_Task objective_. Report every line of the records that contains the word "omim".

[Page segmentation data]
---------------
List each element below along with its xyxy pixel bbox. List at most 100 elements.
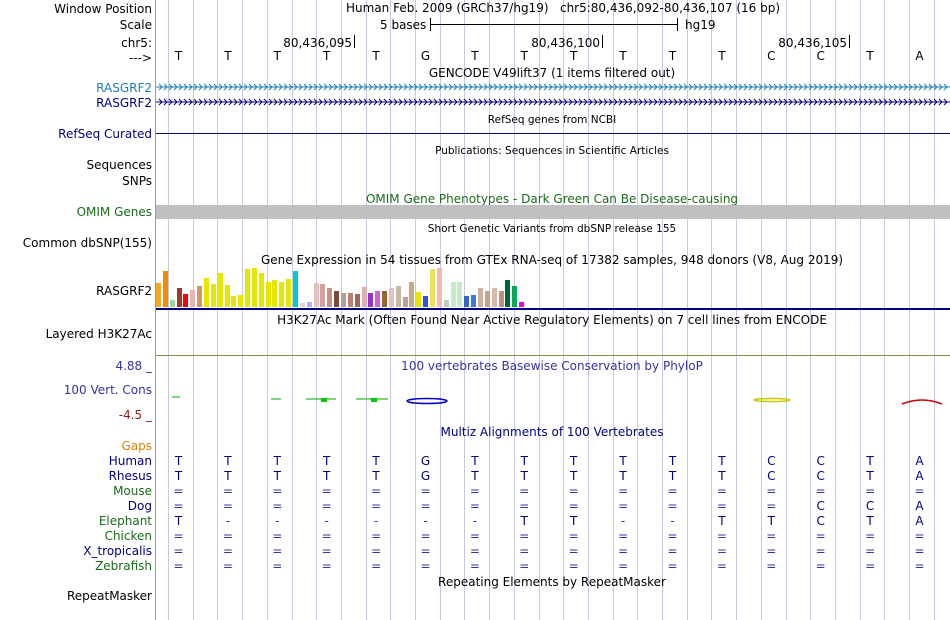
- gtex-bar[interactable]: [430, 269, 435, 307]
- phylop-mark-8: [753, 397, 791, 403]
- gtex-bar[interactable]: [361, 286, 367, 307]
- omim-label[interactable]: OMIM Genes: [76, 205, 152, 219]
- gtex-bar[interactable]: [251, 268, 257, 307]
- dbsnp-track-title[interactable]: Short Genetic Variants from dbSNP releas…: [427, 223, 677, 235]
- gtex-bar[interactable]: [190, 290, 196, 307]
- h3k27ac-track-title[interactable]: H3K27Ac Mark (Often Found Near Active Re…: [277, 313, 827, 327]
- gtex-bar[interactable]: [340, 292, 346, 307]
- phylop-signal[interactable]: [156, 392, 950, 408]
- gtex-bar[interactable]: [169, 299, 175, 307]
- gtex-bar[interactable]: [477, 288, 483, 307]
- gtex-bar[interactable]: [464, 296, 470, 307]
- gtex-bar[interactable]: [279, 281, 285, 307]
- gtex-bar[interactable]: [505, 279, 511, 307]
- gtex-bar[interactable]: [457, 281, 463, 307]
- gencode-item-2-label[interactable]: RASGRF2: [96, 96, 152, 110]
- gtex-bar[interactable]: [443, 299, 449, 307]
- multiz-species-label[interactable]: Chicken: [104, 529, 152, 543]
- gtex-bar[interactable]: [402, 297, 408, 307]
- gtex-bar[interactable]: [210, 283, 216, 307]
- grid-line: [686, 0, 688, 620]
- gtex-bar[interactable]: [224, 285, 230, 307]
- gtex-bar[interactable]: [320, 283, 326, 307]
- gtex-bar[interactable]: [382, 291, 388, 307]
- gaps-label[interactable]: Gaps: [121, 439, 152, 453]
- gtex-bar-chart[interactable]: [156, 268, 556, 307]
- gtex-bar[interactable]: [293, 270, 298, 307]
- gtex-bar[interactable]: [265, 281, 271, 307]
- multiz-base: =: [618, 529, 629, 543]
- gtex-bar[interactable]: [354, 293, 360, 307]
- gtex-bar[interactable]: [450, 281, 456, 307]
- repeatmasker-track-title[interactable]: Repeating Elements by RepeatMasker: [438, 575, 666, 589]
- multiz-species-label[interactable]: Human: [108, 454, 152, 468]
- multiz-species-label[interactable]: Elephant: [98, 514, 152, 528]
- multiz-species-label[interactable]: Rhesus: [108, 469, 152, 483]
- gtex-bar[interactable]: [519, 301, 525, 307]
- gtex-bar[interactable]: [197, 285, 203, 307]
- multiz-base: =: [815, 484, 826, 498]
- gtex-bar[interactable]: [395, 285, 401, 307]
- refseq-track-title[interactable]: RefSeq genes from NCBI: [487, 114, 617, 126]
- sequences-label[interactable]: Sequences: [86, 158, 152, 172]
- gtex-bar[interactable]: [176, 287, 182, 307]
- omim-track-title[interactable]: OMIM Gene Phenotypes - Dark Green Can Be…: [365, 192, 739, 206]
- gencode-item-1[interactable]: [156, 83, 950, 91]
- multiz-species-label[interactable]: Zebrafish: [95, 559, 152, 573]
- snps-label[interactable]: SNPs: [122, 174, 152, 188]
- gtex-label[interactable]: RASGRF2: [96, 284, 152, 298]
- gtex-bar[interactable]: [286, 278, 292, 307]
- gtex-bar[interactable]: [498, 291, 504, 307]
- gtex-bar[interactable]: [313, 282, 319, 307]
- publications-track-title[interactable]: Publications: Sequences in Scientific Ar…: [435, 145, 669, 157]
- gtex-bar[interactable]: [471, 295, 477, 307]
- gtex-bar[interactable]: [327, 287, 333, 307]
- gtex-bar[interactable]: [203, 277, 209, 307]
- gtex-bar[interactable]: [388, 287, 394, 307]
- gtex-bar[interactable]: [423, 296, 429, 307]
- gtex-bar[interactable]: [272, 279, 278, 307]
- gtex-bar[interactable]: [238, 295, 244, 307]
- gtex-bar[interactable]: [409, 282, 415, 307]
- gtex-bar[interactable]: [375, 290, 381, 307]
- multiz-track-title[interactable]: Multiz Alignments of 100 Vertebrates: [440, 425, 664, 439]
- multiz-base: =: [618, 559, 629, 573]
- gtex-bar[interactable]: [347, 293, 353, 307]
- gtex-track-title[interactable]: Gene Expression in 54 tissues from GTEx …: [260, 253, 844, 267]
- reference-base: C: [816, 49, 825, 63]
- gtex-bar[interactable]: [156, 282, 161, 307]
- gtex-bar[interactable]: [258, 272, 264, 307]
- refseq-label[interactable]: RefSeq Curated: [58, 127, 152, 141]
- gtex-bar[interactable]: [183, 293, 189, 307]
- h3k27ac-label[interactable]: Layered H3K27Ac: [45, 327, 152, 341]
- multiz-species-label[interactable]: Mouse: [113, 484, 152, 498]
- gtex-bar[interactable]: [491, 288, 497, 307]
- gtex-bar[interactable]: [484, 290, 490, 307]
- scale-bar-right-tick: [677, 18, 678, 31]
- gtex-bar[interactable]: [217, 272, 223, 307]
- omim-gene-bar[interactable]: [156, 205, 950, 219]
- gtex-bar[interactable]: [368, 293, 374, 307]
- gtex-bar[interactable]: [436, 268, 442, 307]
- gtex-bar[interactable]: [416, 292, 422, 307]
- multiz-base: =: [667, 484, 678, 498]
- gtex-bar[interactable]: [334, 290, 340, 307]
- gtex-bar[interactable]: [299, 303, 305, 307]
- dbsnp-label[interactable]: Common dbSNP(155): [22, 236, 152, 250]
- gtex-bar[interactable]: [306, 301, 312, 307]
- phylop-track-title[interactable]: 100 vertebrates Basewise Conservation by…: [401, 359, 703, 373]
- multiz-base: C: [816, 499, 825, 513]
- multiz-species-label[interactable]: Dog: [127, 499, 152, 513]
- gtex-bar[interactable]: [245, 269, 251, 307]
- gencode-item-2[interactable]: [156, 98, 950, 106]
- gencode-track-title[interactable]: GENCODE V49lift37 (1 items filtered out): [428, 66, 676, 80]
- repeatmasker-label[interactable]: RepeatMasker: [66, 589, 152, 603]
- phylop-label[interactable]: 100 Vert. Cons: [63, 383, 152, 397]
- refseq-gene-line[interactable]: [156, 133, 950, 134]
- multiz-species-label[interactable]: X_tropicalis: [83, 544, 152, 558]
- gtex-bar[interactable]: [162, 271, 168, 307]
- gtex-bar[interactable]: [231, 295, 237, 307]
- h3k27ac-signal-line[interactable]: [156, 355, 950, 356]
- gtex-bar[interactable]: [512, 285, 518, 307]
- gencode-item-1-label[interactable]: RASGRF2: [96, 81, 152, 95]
---------------
_Answer area_.
- omim-label[interactable]: OMIM Genes: [76, 205, 152, 219]
- omim-track-title[interactable]: OMIM Gene Phenotypes - Dark Green Can Be…: [365, 192, 739, 206]
- omim-gene-bar[interactable]: [156, 205, 950, 219]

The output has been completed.